>> start RECORDS FOR PROCESSING
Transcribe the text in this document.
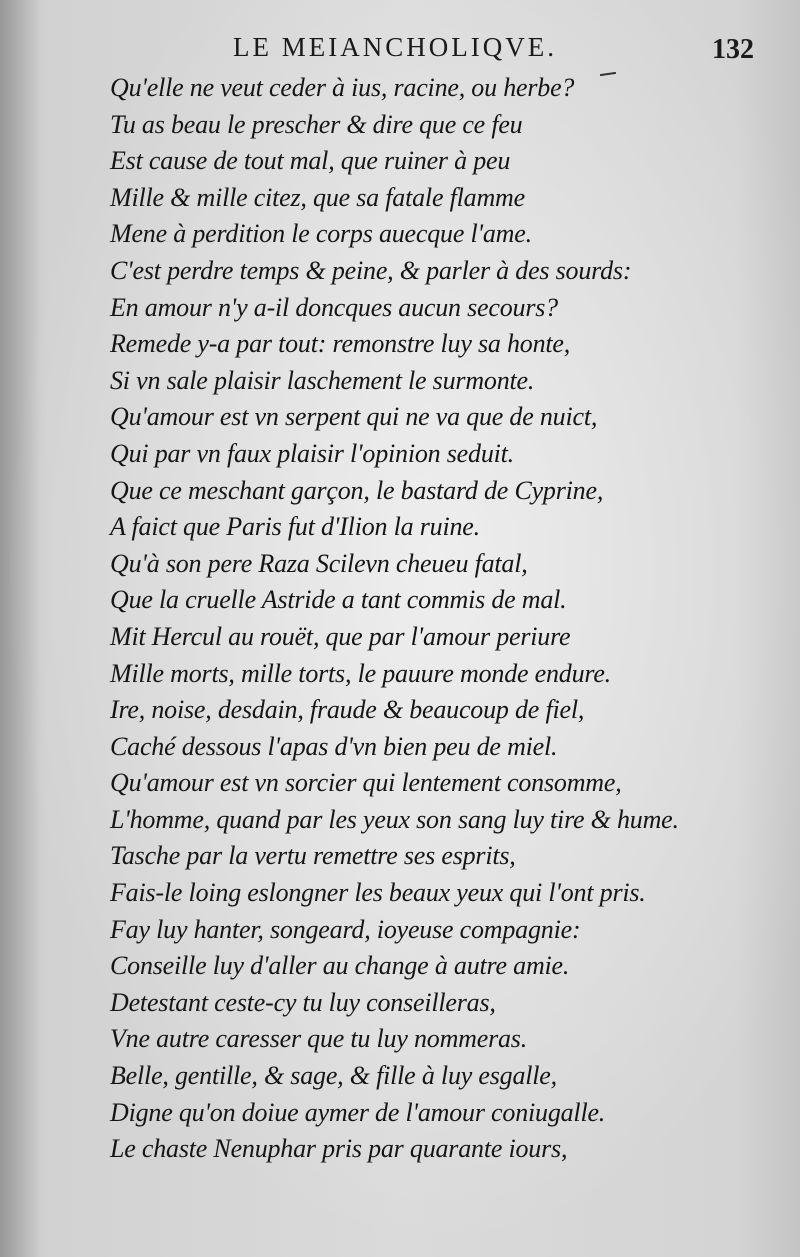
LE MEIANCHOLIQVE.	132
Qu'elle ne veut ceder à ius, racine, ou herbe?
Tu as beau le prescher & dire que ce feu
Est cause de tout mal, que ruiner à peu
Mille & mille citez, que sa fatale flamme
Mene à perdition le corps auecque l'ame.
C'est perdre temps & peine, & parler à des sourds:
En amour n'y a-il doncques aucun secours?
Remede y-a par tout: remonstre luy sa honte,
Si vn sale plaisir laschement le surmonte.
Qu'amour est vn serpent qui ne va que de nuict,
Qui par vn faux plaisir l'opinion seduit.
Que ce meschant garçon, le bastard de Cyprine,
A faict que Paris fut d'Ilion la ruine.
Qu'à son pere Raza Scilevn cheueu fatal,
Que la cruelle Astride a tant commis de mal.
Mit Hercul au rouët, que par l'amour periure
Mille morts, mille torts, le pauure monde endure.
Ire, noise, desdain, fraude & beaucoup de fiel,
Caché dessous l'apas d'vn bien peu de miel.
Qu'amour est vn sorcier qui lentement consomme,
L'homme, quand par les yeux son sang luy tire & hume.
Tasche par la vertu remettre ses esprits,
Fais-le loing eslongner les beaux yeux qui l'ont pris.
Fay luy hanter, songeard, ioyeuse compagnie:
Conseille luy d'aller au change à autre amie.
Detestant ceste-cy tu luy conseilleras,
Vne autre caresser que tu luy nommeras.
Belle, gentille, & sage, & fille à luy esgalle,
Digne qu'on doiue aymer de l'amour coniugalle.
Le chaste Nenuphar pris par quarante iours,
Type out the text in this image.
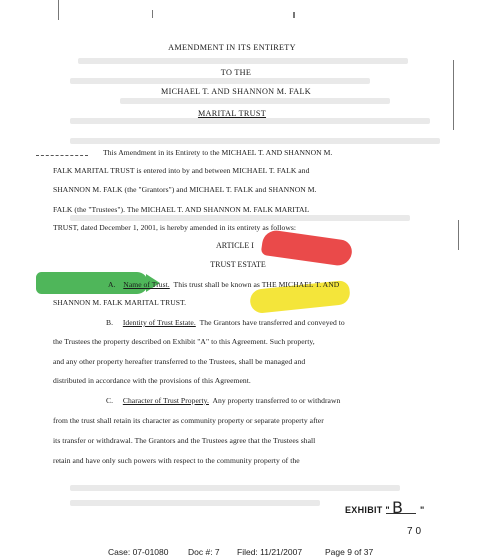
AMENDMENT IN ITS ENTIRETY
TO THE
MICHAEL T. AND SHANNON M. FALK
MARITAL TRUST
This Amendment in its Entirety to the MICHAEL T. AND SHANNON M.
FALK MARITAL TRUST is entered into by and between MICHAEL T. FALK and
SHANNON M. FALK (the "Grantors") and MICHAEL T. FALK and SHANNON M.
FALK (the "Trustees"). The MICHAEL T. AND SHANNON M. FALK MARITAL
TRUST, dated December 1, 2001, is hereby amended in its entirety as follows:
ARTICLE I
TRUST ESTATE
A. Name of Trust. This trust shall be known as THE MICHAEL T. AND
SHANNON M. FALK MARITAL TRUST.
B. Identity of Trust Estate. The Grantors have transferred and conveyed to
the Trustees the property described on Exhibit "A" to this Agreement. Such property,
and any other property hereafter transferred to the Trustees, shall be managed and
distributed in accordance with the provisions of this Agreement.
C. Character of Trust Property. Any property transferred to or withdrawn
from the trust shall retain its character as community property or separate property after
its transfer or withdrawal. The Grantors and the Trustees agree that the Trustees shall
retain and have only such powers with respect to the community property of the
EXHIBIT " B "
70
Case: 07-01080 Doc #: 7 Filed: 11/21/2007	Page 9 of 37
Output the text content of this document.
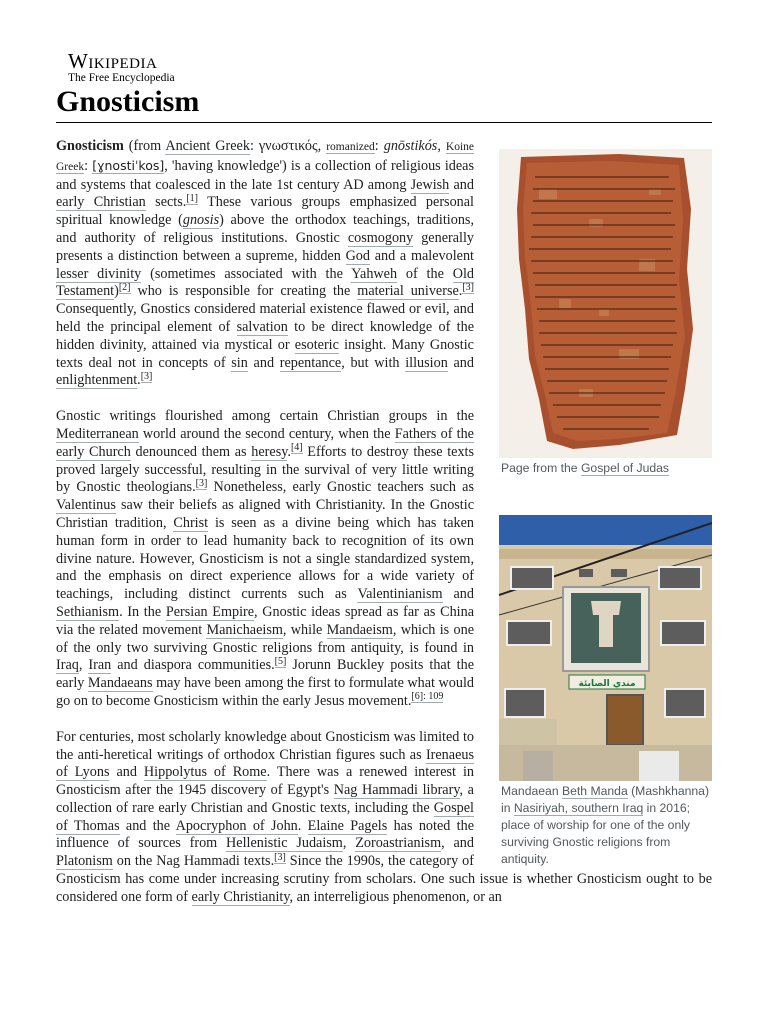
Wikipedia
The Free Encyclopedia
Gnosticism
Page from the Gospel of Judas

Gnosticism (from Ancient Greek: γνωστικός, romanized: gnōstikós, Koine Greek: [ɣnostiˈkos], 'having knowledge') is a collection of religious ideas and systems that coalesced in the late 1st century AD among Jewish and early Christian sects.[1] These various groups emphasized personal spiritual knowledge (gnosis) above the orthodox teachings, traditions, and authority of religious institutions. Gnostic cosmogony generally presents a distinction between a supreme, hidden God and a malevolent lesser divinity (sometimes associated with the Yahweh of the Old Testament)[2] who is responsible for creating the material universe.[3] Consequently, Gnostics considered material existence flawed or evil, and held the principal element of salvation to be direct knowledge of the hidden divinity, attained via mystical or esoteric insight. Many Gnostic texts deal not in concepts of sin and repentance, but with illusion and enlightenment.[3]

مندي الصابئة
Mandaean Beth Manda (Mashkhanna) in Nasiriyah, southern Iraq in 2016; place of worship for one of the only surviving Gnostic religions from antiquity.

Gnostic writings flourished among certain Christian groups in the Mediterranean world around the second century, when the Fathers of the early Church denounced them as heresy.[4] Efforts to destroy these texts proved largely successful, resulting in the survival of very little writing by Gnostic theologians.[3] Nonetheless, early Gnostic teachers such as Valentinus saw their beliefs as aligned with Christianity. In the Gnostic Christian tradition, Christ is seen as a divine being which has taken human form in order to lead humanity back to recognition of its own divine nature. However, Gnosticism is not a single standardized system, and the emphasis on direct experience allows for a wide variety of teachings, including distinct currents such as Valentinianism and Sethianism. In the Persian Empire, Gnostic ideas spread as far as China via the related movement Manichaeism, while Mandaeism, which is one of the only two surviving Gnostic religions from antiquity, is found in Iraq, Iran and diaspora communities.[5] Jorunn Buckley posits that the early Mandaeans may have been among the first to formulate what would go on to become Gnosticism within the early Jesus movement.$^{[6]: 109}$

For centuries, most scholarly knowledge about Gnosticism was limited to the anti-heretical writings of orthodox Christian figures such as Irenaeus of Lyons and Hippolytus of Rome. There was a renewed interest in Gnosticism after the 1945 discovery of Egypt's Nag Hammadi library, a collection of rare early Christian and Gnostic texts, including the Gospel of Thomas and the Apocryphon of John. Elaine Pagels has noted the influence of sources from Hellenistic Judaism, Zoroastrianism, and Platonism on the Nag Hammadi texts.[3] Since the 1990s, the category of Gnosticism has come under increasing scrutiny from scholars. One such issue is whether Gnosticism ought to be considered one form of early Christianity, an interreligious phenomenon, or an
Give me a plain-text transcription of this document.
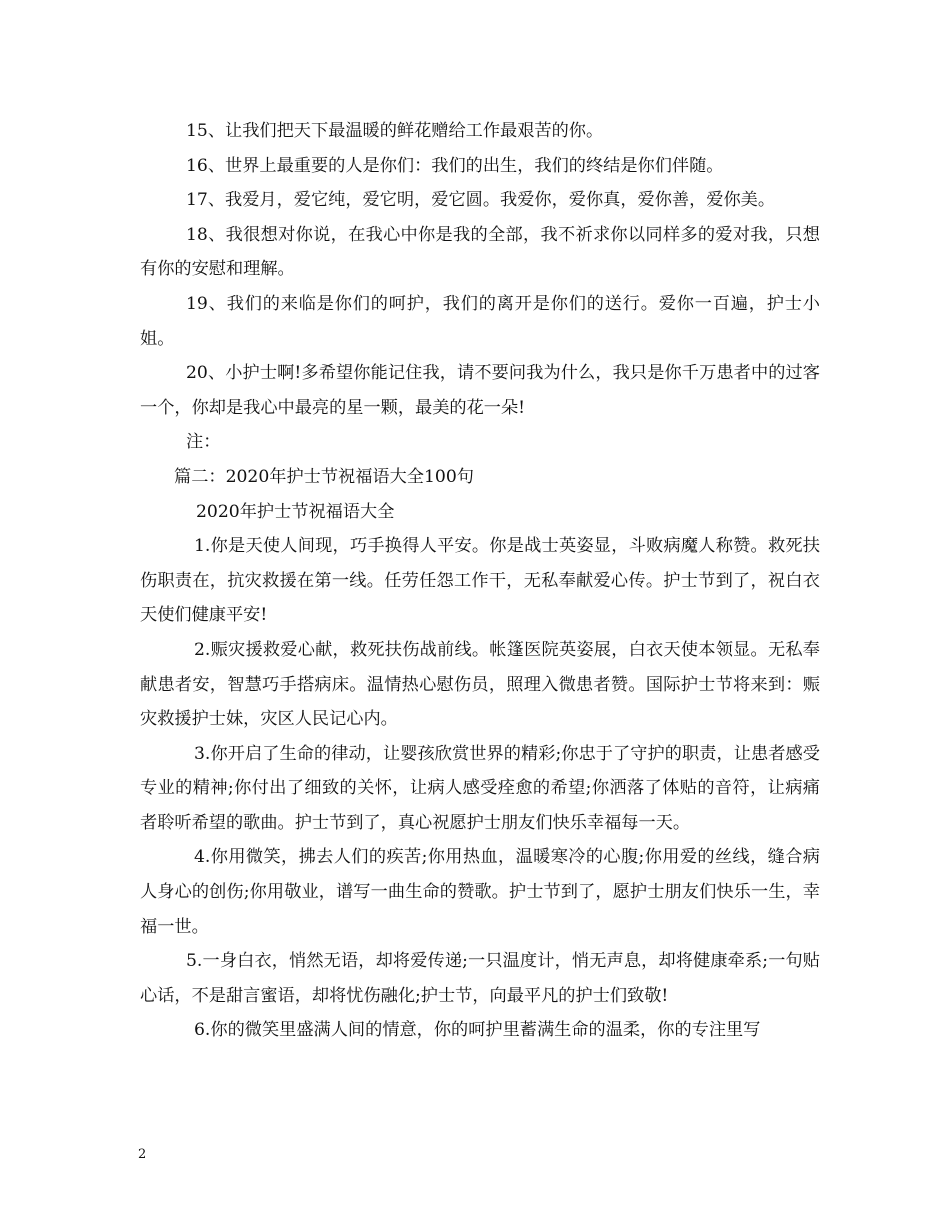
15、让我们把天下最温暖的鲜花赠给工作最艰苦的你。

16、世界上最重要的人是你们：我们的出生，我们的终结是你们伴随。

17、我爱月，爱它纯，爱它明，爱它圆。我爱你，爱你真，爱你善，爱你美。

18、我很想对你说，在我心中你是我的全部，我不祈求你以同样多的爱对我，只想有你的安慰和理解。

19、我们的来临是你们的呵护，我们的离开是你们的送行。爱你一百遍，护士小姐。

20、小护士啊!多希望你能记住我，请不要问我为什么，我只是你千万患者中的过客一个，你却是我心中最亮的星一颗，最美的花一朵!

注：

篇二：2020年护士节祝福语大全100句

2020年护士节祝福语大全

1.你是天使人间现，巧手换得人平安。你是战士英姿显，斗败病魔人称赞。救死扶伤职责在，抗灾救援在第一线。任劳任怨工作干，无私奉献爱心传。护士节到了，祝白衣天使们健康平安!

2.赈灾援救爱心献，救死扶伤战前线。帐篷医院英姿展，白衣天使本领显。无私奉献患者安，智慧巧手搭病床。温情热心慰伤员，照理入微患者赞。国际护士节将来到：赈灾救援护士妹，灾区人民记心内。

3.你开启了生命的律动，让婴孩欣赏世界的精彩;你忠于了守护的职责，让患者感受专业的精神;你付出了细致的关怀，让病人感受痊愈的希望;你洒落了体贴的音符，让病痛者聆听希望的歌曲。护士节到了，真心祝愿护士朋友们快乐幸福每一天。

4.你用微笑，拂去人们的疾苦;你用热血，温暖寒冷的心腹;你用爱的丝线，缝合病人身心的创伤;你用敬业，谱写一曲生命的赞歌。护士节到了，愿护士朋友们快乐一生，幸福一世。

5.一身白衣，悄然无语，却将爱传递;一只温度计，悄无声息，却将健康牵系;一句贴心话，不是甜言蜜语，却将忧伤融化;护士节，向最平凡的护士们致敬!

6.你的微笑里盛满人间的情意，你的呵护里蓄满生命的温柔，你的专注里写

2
>> end RECORDS FOR PROCESSING
EXERCISE PROMPT >>
Using the listing above, pick out each line that contains the word "century", then copy it.

ANSWER FOR THE TASK >>
Gnosticism (from Ancient Greek: γνωστικός, romanized: gnōstikós, Koine Greek: [ɣnostiˈkos], 'having knowledge') is a collection of religious ideas and systems that coalesced in the late 1st century AD among Jewish and early Christian sects.[1] These various groups emphasized personal spiritual knowledge (gnosis) above the orthodox teachings, traditions, and authority of religious institutions. Gnostic cosmogony generally presents a distinction between a supreme, hidden God and a malevolent lesser divinity (sometimes associated with the Yahweh of the Old Testament)[2] who is responsible for creating the material universe.[3] Consequently, Gnostics considered material existence flawed or evil, and held the principal element of salvation to be direct knowledge of the hidden divinity, attained via mystical or esoteric insight. Many Gnostic texts deal not in concepts of sin and repentance, but with illusion and enlightenment.[3]
Gnostic writings flourished among certain Christian groups in the Mediterranean world around the second century, when the Fathers of the early Church denounced them as heresy.[4] Efforts to destroy these texts proved largely successful, resulting in the survival of very little writing by Gnostic theologians.[3] Nonetheless, early Gnostic teachers such as Valentinus saw their beliefs as aligned with Christianity. In the Gnostic Christian tradition, Christ is seen as a divine being which has taken human form in order to lead humanity back to recognition of its own divine nature. However, Gnosticism is not a single standardized system, and the emphasis on direct experience allows for a wide variety of teachings, including distinct currents such as Valentinianism and Sethianism. In the Persian Empire, Gnostic ideas spread as far as China via the related movement Manichaeism, while Mandaeism, which is one of the only two surviving Gnostic religions from antiquity, is found in Iraq, Iran and diaspora communities.[5] Jorunn Buckley posits that the early Mandaeans may have been among the first to formulate what would go on to become Gnosticism within the early Jesus movement.$^{[6]: 109}$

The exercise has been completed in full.